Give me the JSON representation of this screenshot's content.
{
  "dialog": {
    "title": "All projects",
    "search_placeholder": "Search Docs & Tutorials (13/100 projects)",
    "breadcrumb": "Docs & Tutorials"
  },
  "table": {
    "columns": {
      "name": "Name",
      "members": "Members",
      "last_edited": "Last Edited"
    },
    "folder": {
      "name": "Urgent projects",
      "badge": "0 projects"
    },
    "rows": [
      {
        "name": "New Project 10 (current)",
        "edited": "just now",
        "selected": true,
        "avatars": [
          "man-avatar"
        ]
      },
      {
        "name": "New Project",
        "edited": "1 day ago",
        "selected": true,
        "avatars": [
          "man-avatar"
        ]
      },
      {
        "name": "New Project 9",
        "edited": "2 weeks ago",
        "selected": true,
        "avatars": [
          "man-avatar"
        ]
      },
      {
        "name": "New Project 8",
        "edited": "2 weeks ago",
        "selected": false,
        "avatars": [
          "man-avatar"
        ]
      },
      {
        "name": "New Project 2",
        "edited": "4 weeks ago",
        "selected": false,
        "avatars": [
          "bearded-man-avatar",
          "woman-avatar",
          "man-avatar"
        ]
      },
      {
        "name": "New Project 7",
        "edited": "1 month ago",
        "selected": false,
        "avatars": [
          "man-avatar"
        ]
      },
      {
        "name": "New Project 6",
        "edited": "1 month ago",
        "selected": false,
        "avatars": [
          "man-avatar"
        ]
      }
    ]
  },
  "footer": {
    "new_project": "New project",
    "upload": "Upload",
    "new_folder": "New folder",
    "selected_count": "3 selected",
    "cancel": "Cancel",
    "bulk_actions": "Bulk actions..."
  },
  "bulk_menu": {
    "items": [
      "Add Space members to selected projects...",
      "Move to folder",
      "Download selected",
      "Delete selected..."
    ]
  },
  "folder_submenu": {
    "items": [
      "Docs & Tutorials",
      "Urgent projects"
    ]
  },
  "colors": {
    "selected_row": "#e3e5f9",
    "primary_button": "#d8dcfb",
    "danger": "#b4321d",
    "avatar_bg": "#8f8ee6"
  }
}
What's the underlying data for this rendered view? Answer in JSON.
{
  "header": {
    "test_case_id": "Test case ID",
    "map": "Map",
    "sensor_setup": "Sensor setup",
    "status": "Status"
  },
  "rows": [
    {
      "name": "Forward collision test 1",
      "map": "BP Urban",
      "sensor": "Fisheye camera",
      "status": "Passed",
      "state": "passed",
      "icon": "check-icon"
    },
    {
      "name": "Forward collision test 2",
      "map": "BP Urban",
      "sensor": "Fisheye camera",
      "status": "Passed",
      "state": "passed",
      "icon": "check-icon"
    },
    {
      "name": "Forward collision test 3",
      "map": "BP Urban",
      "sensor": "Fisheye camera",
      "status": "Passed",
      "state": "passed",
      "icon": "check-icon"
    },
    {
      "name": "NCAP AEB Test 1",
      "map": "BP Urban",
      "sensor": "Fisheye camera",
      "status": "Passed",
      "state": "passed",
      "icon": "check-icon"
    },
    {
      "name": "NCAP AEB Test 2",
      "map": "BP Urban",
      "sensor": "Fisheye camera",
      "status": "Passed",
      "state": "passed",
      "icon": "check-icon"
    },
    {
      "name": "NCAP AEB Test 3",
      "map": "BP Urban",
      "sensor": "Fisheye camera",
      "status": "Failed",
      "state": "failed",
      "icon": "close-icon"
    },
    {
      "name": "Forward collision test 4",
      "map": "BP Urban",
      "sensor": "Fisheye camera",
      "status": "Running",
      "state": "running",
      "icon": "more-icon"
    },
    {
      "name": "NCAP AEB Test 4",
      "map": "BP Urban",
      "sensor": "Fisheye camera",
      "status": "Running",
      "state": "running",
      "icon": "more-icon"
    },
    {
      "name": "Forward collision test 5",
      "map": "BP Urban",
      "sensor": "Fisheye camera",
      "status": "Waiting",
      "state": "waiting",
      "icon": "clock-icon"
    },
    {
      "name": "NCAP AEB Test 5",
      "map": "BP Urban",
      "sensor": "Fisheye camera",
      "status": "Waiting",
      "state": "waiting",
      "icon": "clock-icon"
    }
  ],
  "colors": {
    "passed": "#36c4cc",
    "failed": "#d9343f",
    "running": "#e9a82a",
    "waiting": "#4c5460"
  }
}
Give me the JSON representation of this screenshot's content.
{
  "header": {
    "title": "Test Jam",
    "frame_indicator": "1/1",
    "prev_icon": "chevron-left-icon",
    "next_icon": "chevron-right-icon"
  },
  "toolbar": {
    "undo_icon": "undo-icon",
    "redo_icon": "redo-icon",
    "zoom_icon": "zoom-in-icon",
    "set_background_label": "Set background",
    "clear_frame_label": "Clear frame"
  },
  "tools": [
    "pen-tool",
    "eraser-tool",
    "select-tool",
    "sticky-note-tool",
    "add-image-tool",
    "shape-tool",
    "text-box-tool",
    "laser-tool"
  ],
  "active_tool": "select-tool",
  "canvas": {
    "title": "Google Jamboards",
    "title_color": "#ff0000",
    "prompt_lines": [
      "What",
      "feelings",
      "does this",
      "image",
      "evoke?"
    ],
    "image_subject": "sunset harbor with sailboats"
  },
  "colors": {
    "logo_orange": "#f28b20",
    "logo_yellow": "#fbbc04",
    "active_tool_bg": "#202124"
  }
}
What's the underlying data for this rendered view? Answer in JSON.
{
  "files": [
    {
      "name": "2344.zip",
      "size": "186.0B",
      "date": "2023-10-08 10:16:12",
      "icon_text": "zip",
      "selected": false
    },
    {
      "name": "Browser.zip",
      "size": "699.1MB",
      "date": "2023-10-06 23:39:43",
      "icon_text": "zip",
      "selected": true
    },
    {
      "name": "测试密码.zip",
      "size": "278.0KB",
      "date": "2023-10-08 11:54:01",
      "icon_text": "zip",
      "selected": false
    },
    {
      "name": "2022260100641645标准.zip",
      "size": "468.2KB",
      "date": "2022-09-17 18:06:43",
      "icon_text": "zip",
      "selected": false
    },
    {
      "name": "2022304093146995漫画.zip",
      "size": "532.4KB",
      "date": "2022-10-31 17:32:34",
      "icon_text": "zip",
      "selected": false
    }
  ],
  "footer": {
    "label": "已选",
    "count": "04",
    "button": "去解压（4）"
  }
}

* _WORK TO BE COMPLETED_
Select and copy every line of the material that holds the string "members".

* _SOLUTION BELOW_
      "members": "Members",
      "Add Space members to selected projects...",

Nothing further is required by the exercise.